--- START OF LISTED RECORDS ---

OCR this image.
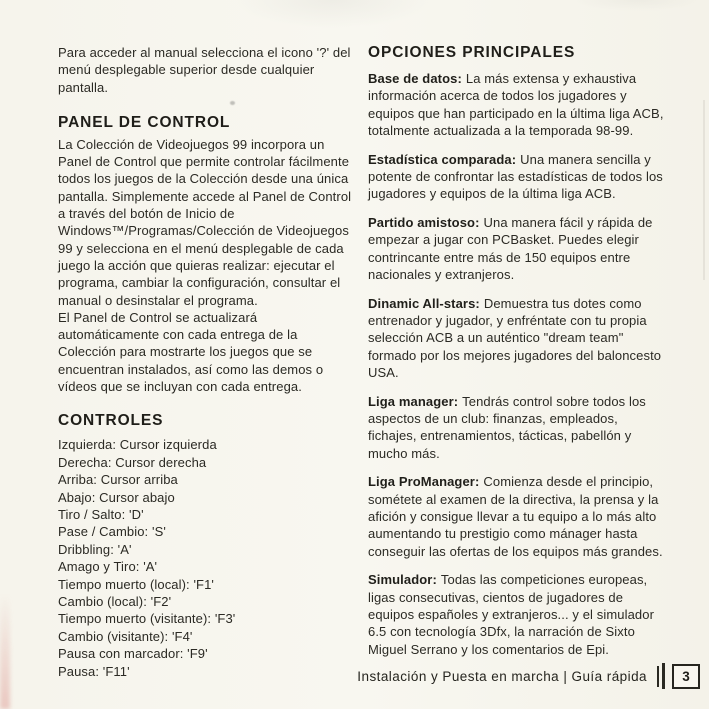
Para acceder al manual selecciona el icono '?' del menú desplegable superior desde cualquier pantalla.

PANEL DE CONTROL

La Colección de Videojuegos 99 incorpora un Panel de Control que permite controlar fácilmente todos los juegos de la Colección desde una única pantalla. Simplemente accede al Panel de Control a través del botón de Inicio de Windows™/Programas/Colección de Videojuegos 99 y selecciona en el menú desplegable de cada juego la acción que quieras realizar: ejecutar el programa, cambiar la configuración, consultar el manual o desinstalar el programa.

El Panel de Control se actualizará automáticamente con cada entrega de la Colección para mostrarte los juegos que se encuentran instalados, así como las demos o vídeos que se incluyan con cada entrega.

CONTROLES
Izquierda: Cursor izquierda
Derecha: Cursor derecha
Arriba: Cursor arriba
Abajo: Cursor abajo
Tiro / Salto: 'D'
Pase / Cambio: 'S'
Dribbling: 'A'
Amago y Tiro: 'A'
Tiempo muerto (local): 'F1'
Cambio (local): 'F2'
Tiempo muerto (visitante): 'F3'
Cambio (visitante): 'F4'
Pausa con marcador: 'F9'
Pausa: 'F11'
OPCIONES PRINCIPALES

Base de datos: La más extensa y exhaustiva información acerca de todos los jugadores y equipos que han participado en la última liga ACB, totalmente actualizada a la temporada 98-99.

Estadística comparada: Una manera sencilla y potente de confrontar las estadísticas de todos los jugadores y equipos de la última liga ACB.

Partido amistoso: Una manera fácil y rápida de empezar a jugar con PCBasket. Puedes elegir contrincante entre más de 150 equipos entre nacionales y extranjeros.

Dinamic All-stars: Demuestra tus dotes como entrenador y jugador, y enfréntate con tu propia selección ACB a un auténtico "dream team" formado por los mejores jugadores del baloncesto USA.

Liga manager: Tendrás control sobre todos los aspectos de un club: finanzas, empleados, fichajes, entrenamientos, tácticas, pabellón y mucho más.

Liga ProManager: Comienza desde el principio, sométete al examen de la directiva, la prensa y la afición y consigue llevar a tu equipo a lo más alto aumentando tu prestigio como mánager hasta conseguir las ofertas de los equipos más grandes.

Simulador: Todas las competiciones europeas, ligas consecutivas, cientos de jugadores de equipos españoles y extranjeros... y el simulador 6.5 con tecnología 3Dfx, la narración de Sixto Miguel Serrano y los comentarios de Epi.

Instalación y Puesta en marcha | Guía rápida	3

--- END OF LISTED RECORDS ---

**EXERCISE GOAL:**
Copy out each line of the data containing the string "última".

**ANSWER FOR THIS EXERCISE:**
Base de datos: La más extensa y exhaustiva información acerca de todos los jugadores y equipos que han participado en la última liga ACB, totalmente actualizada a la temporada 98-99.
Estadística comparada: Una manera sencilla y potente de confrontar las estadísticas de todos los jugadores y equipos de la última liga ACB.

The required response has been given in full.